## Aim
List each line in which the string "Cube" appears.

[Figure content listings]
· · · ·
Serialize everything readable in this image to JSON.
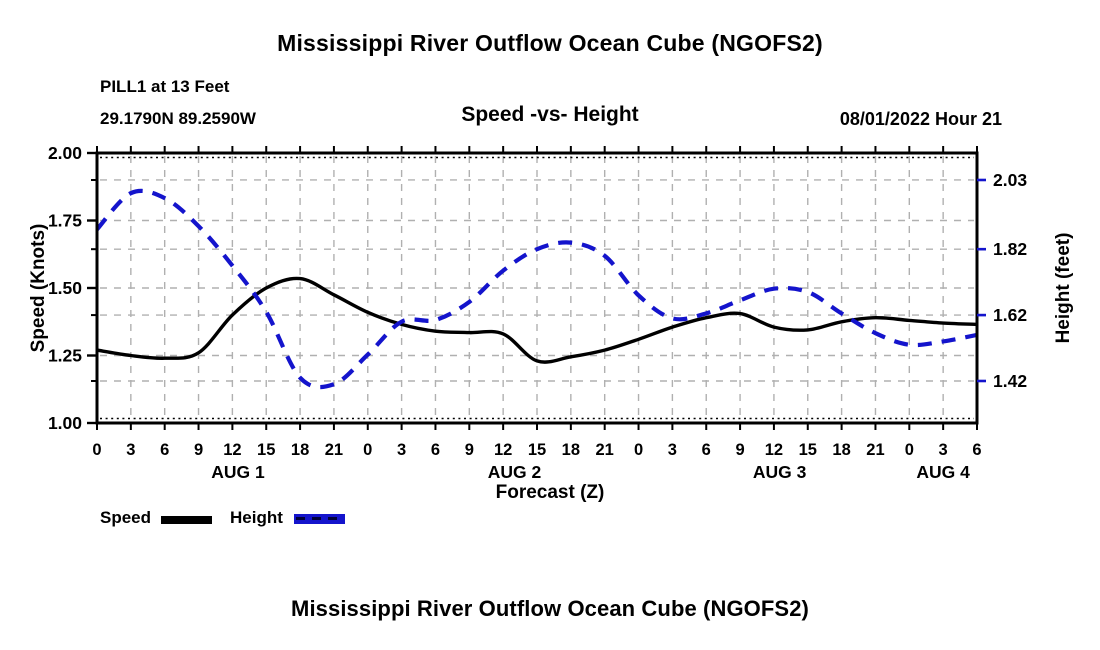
{
  "header": {
    "title": "Mississippi River Outflow Ocean Cube (NGOFS2)",
    "station": "PILL1 at 13 Feet",
    "coords": "29.1790N  89.2590W",
    "subtitle": "Speed -vs- Height",
    "datetime": "08/01/2022 Hour 21"
  },
  "footer": {
    "title": "Mississippi River Outflow Ocean Cube (NGOFS2)"
  },
  "legend": {
    "speed_label": "Speed",
    "height_label": "Height"
  },
  "colors": {
    "speed_line": "#000000",
    "height_line": "#1414cc",
    "grid": "#b0b0b0",
    "axis": "#000000"
  },
  "chart_data": {
    "type": "line",
    "title": "Speed -vs- Height",
    "xlabel": "Forecast (Z)",
    "x_hours": [
      0,
      3,
      6,
      9,
      12,
      15,
      18,
      21,
      24,
      27,
      30,
      33,
      36,
      39,
      42,
      45,
      48,
      51,
      54,
      57,
      60,
      63,
      66,
      69,
      72,
      75,
      78
    ],
    "x_tick_labels": [
      "0",
      "3",
      "6",
      "9",
      "12",
      "15",
      "18",
      "21",
      "0",
      "3",
      "6",
      "9",
      "12",
      "15",
      "18",
      "21",
      "0",
      "3",
      "6",
      "9",
      "12",
      "15",
      "18",
      "21",
      "0",
      "3",
      "6"
    ],
    "day_labels": [
      {
        "label": "AUG 1",
        "hour": 12.5
      },
      {
        "label": "AUG 2",
        "hour": 37
      },
      {
        "label": "AUG 3",
        "hour": 60.5
      },
      {
        "label": "AUG 4",
        "hour": 75
      }
    ],
    "series": [
      {
        "name": "Speed",
        "axis": "left",
        "unit": "Knots",
        "style": "solid",
        "values": [
          1.27,
          1.25,
          1.24,
          1.26,
          1.4,
          1.5,
          1.535,
          1.475,
          1.41,
          1.365,
          1.34,
          1.335,
          1.33,
          1.23,
          1.245,
          1.27,
          1.31,
          1.355,
          1.39,
          1.405,
          1.355,
          1.345,
          1.375,
          1.39,
          1.38,
          1.37,
          1.365
        ]
      },
      {
        "name": "Height",
        "axis": "right",
        "unit": "feet",
        "style": "dashed",
        "values": [
          1.88,
          1.99,
          1.975,
          1.89,
          1.77,
          1.63,
          1.43,
          1.41,
          1.5,
          1.6,
          1.605,
          1.66,
          1.755,
          1.82,
          1.84,
          1.8,
          1.68,
          1.61,
          1.625,
          1.665,
          1.7,
          1.69,
          1.625,
          1.565,
          1.53,
          1.54,
          1.56
        ]
      }
    ],
    "left_axis": {
      "label": "Speed (Knots)",
      "tick_labels": [
        "2.00",
        "1.75",
        "1.50",
        "1.25",
        "1.00"
      ],
      "tick_values": [
        2.0,
        1.75,
        1.5,
        1.25,
        1.0
      ],
      "range": [
        1.0,
        2.0
      ]
    },
    "right_axis": {
      "label": "Height (feet)",
      "tick_labels": [
        "2.03",
        "1.82",
        "1.62",
        "1.42"
      ],
      "tick_values": [
        2.03,
        1.82,
        1.62,
        1.42
      ],
      "range": [
        1.2925,
        2.1119
      ]
    },
    "grid": true,
    "legend_position": "bottom-left"
  }
}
· · · ·
## Output of the exercise
    "title": "Mississippi River Outflow Ocean Cube (NGOFS2)",
    "title": "Mississippi River Outflow Ocean Cube (NGOFS2)"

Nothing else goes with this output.